Element box annotations
## Begin

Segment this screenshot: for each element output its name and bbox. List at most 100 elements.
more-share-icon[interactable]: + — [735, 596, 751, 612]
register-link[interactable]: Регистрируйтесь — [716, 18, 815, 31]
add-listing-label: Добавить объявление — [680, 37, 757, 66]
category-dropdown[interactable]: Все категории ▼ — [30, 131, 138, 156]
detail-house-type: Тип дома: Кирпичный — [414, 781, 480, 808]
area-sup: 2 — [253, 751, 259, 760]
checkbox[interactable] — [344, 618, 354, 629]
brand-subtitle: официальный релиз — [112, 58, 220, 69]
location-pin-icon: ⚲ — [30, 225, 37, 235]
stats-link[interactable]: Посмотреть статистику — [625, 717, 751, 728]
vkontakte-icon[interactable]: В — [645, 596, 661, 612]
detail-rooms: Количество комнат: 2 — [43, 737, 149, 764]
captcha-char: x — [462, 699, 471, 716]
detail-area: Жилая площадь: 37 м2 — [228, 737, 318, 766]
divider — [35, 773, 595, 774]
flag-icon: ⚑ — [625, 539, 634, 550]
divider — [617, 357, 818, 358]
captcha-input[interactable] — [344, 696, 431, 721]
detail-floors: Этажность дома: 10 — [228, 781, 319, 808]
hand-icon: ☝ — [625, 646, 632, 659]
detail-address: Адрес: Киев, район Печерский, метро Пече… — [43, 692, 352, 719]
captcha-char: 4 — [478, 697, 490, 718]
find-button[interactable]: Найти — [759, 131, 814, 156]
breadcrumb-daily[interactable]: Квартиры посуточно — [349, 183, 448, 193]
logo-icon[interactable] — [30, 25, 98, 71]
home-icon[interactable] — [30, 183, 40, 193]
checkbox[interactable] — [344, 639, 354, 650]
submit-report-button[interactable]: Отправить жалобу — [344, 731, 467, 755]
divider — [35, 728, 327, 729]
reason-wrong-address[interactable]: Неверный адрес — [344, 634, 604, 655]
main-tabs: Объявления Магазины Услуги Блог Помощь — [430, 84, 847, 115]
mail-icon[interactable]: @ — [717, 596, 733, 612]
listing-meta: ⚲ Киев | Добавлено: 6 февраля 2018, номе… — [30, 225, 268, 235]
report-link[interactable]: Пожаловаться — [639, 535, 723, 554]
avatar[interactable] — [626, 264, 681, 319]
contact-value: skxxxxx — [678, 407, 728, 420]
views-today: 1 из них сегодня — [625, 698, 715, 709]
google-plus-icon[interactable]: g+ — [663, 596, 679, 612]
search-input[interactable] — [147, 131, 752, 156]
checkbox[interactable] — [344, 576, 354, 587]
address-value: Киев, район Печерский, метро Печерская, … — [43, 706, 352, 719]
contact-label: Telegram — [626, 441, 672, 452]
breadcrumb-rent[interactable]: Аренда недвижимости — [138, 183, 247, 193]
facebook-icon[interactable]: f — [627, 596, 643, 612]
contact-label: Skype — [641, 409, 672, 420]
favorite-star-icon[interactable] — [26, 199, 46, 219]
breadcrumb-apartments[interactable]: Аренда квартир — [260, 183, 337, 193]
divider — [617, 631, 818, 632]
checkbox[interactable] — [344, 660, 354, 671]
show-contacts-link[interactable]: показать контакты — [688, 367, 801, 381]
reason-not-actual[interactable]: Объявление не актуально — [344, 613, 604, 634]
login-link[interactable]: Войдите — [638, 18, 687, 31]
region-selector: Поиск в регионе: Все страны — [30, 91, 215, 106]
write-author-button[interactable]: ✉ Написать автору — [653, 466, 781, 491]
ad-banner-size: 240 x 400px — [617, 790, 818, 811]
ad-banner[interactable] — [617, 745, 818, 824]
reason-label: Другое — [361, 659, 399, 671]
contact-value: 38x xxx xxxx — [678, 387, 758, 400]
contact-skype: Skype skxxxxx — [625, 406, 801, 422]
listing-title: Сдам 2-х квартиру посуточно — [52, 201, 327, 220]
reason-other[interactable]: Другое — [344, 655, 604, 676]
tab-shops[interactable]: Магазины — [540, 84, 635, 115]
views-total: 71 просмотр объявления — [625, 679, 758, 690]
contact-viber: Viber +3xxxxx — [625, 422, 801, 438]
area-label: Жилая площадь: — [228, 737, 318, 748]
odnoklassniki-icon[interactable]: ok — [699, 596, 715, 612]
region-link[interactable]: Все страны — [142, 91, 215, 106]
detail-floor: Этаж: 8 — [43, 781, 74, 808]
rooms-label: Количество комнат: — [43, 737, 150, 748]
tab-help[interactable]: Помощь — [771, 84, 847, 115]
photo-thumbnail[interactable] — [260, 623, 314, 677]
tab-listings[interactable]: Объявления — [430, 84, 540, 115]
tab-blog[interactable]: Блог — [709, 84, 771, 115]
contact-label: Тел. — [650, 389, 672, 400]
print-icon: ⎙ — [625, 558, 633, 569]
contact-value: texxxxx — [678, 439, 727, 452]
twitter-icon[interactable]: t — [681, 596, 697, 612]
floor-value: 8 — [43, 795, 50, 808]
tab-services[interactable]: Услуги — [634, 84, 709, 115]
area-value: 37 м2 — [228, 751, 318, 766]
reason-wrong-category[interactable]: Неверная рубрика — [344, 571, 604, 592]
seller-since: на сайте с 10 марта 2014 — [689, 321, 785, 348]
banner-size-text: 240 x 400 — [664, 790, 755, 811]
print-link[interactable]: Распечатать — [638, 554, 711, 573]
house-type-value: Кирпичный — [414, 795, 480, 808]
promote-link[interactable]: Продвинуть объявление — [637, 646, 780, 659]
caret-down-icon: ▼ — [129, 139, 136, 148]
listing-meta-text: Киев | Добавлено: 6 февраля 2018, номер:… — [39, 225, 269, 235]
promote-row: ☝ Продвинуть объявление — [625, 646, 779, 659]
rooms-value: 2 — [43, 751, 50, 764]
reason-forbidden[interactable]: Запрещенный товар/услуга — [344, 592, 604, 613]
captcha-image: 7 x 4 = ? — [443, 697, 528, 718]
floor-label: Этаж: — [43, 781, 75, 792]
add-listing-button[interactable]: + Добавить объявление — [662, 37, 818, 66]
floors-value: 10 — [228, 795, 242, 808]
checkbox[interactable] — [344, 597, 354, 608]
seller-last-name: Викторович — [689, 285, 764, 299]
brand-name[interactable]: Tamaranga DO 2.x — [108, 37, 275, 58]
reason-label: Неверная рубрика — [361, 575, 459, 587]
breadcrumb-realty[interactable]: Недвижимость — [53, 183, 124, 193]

## End

Goal ▸ Reproduce the lines above word for word, keeping every one in its original order.

The solution ▸
Segment this screenshot: for each element output its name and bbox. List at most 100 elements.
more-share-icon[interactable]: + — [735, 596, 751, 612]
register-link[interactable]: Регистрируйтесь — [716, 18, 815, 31]
add-listing-label: Добавить объявление — [680, 37, 757, 66]
category-dropdown[interactable]: Все категории ▼ — [30, 131, 138, 156]
detail-house-type: Тип дома: Кирпичный — [414, 781, 480, 808]
area-sup: 2 — [253, 751, 259, 760]
checkbox[interactable] — [344, 618, 354, 629]
brand-subtitle: официальный релиз — [112, 58, 220, 69]
location-pin-icon: ⚲ — [30, 225, 37, 235]
stats-link[interactable]: Посмотреть статистику — [625, 717, 751, 728]
vkontakte-icon[interactable]: В — [645, 596, 661, 612]
detail-rooms: Количество комнат: 2 — [43, 737, 149, 764]
captcha-char: x — [462, 699, 471, 716]
detail-area: Жилая площадь: 37 м2 — [228, 737, 318, 766]
divider — [35, 773, 595, 774]
flag-icon: ⚑ — [625, 539, 634, 550]
divider — [617, 357, 818, 358]
captcha-input[interactable] — [344, 696, 431, 721]
detail-floors: Этажность дома: 10 — [228, 781, 319, 808]
hand-icon: ☝ — [625, 646, 632, 659]
detail-address: Адрес: Киев, район Печерский, метро Пече… — [43, 692, 352, 719]
captcha-char: 4 — [478, 697, 490, 718]
find-button[interactable]: Найти — [759, 131, 814, 156]
breadcrumb-daily[interactable]: Квартиры посуточно — [349, 183, 448, 193]
logo-icon[interactable] — [30, 25, 98, 71]
home-icon[interactable] — [30, 183, 40, 193]
checkbox[interactable] — [344, 639, 354, 650]
submit-report-button[interactable]: Отправить жалобу — [344, 731, 467, 755]
divider — [35, 728, 327, 729]
reason-wrong-address[interactable]: Неверный адрес — [344, 634, 604, 655]
main-tabs: Объявления Магазины Услуги Блог Помощь — [430, 84, 847, 115]
mail-icon[interactable]: @ — [717, 596, 733, 612]
listing-meta: ⚲ Киев | Добавлено: 6 февраля 2018, номе… — [30, 225, 268, 235]
report-link[interactable]: Пожаловаться — [639, 535, 723, 554]
avatar[interactable] — [626, 264, 681, 319]
contact-value: skxxxxx — [678, 407, 728, 420]
views-today: 1 из них сегодня — [625, 698, 715, 709]
google-plus-icon[interactable]: g+ — [663, 596, 679, 612]
search-input[interactable] — [147, 131, 752, 156]
checkbox[interactable] — [344, 576, 354, 587]
address-value: Киев, район Печерский, метро Печерская, … — [43, 706, 352, 719]
contact-label: Telegram — [626, 441, 672, 452]
breadcrumb-rent[interactable]: Аренда недвижимости — [138, 183, 247, 193]
facebook-icon[interactable]: f — [627, 596, 643, 612]
contact-label: Skype — [641, 409, 672, 420]
favorite-star-icon[interactable] — [26, 199, 46, 219]
breadcrumb-apartments[interactable]: Аренда квартир — [260, 183, 337, 193]
divider — [617, 631, 818, 632]
checkbox[interactable] — [344, 660, 354, 671]
show-contacts-link[interactable]: показать контакты — [688, 367, 801, 381]
reason-not-actual[interactable]: Объявление не актуально — [344, 613, 604, 634]
login-link[interactable]: Войдите — [638, 18, 687, 31]
region-selector: Поиск в регионе: Все страны — [30, 91, 215, 106]
write-author-button[interactable]: ✉ Написать автору — [653, 466, 781, 491]
ad-banner-size: 240 x 400px — [617, 790, 818, 811]
ad-banner[interactable] — [617, 745, 818, 824]
reason-label: Другое — [361, 659, 399, 671]
contact-value: 38x xxx xxxx — [678, 387, 758, 400]
contact-skype: Skype skxxxxx — [625, 406, 801, 422]
listing-title: Сдам 2-х квартиру посуточно — [52, 201, 327, 220]
reason-other[interactable]: Другое — [344, 655, 604, 676]
tab-shops[interactable]: Магазины — [540, 84, 635, 115]
views-total: 71 просмотр объявления — [625, 679, 758, 690]
contact-viber: Viber +3xxxxx — [625, 422, 801, 438]
area-label: Жилая площадь: — [228, 737, 318, 748]
odnoklassniki-icon[interactable]: ok — [699, 596, 715, 612]
region-link[interactable]: Все страны — [142, 91, 215, 106]
detail-floor: Этаж: 8 — [43, 781, 74, 808]
rooms-label: Количество комнат: — [43, 737, 150, 748]
tab-help[interactable]: Помощь — [771, 84, 847, 115]
photo-thumbnail[interactable] — [260, 623, 314, 677]
tab-listings[interactable]: Объявления — [430, 84, 540, 115]
tab-blog[interactable]: Блог — [709, 84, 771, 115]
contact-label: Тел. — [650, 389, 672, 400]
print-icon: ⎙ — [625, 558, 633, 569]
contact-value: texxxxx — [678, 439, 727, 452]
twitter-icon[interactable]: t — [681, 596, 697, 612]
floor-value: 8 — [43, 795, 50, 808]
tab-services[interactable]: Услуги — [634, 84, 709, 115]
area-value: 37 м2 — [228, 751, 318, 766]
reason-wrong-category[interactable]: Неверная рубрика — [344, 571, 604, 592]
seller-since: на сайте с 10 марта 2014 — [689, 321, 785, 348]
banner-size-text: 240 x 400 — [664, 790, 755, 811]
print-link[interactable]: Распечатать — [638, 554, 711, 573]
house-type-value: Кирпичный — [414, 795, 480, 808]
promote-link[interactable]: Продвинуть объявление — [637, 646, 780, 659]
caret-down-icon: ▼ — [129, 139, 136, 148]
listing-meta-text: Киев | Добавлено: 6 февраля 2018, номер:… — [39, 225, 269, 235]
promote-row: ☝ Продвинуть объявление — [625, 646, 779, 659]
rooms-value: 2 — [43, 751, 50, 764]
reason-forbidden[interactable]: Запрещенный товар/услуга — [344, 592, 604, 613]
captcha-image: 7 x 4 = ? — [443, 697, 528, 718]
floor-label: Этаж: — [43, 781, 75, 792]
add-listing-button[interactable]: + Добавить объявление — [662, 37, 818, 66]
floors-value: 10 — [228, 795, 242, 808]
checkbox[interactable] — [344, 597, 354, 608]
seller-last-name: Викторович — [689, 285, 764, 299]
brand-name[interactable]: Tamaranga DO 2.x — [108, 37, 275, 58]
reason-label: Неверная рубрика — [361, 575, 459, 587]
breadcrumb-realty[interactable]: Недвижимость — [53, 183, 124, 193]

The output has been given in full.